### DATASET RECORDS
>> Start

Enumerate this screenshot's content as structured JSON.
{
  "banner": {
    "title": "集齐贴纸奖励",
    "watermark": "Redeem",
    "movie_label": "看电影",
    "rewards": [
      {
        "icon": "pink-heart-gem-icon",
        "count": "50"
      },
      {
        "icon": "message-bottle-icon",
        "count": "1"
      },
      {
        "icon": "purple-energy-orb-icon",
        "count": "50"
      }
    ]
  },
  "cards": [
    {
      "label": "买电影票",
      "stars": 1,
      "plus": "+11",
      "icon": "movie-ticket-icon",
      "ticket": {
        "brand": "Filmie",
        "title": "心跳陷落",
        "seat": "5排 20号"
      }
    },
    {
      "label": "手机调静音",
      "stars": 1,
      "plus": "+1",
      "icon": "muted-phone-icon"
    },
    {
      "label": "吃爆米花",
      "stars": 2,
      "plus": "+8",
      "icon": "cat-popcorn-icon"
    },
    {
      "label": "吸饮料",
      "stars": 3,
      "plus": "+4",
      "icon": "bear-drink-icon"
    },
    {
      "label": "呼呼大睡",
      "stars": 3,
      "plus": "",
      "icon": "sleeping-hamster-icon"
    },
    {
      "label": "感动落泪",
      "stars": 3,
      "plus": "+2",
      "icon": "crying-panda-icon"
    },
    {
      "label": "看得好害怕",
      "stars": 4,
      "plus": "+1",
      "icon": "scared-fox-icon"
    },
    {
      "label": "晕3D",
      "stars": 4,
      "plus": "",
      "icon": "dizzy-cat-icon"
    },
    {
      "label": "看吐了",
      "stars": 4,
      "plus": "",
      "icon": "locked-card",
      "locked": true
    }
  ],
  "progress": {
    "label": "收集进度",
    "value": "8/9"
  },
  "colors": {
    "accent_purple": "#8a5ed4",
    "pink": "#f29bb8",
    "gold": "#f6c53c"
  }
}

>> End

### EXERCISE DETAILS
Transcribe the full listing above without leaving anything out.

### ANSWER
Enumerate this screenshot's content as structured JSON.
{
  "banner": {
    "title": "集齐贴纸奖励",
    "watermark": "Redeem",
    "movie_label": "看电影",
    "rewards": [
      {
        "icon": "pink-heart-gem-icon",
        "count": "50"
      },
      {
        "icon": "message-bottle-icon",
        "count": "1"
      },
      {
        "icon": "purple-energy-orb-icon",
        "count": "50"
      }
    ]
  },
  "cards": [
    {
      "label": "买电影票",
      "stars": 1,
      "plus": "+11",
      "icon": "movie-ticket-icon",
      "ticket": {
        "brand": "Filmie",
        "title": "心跳陷落",
        "seat": "5排 20号"
      }
    },
    {
      "label": "手机调静音",
      "stars": 1,
      "plus": "+1",
      "icon": "muted-phone-icon"
    },
    {
      "label": "吃爆米花",
      "stars": 2,
      "plus": "+8",
      "icon": "cat-popcorn-icon"
    },
    {
      "label": "吸饮料",
      "stars": 3,
      "plus": "+4",
      "icon": "bear-drink-icon"
    },
    {
      "label": "呼呼大睡",
      "stars": 3,
      "plus": "",
      "icon": "sleeping-hamster-icon"
    },
    {
      "label": "感动落泪",
      "stars": 3,
      "plus": "+2",
      "icon": "crying-panda-icon"
    },
    {
      "label": "看得好害怕",
      "stars": 4,
      "plus": "+1",
      "icon": "scared-fox-icon"
    },
    {
      "label": "晕3D",
      "stars": 4,
      "plus": "",
      "icon": "dizzy-cat-icon"
    },
    {
      "label": "看吐了",
      "stars": 4,
      "plus": "",
      "icon": "locked-card",
      "locked": true
    }
  ],
  "progress": {
    "label": "收集进度",
    "value": "8/9"
  },
  "colors": {
    "accent_purple": "#8a5ed4",
    "pink": "#f29bb8",
    "gold": "#f6c53c"
  }
}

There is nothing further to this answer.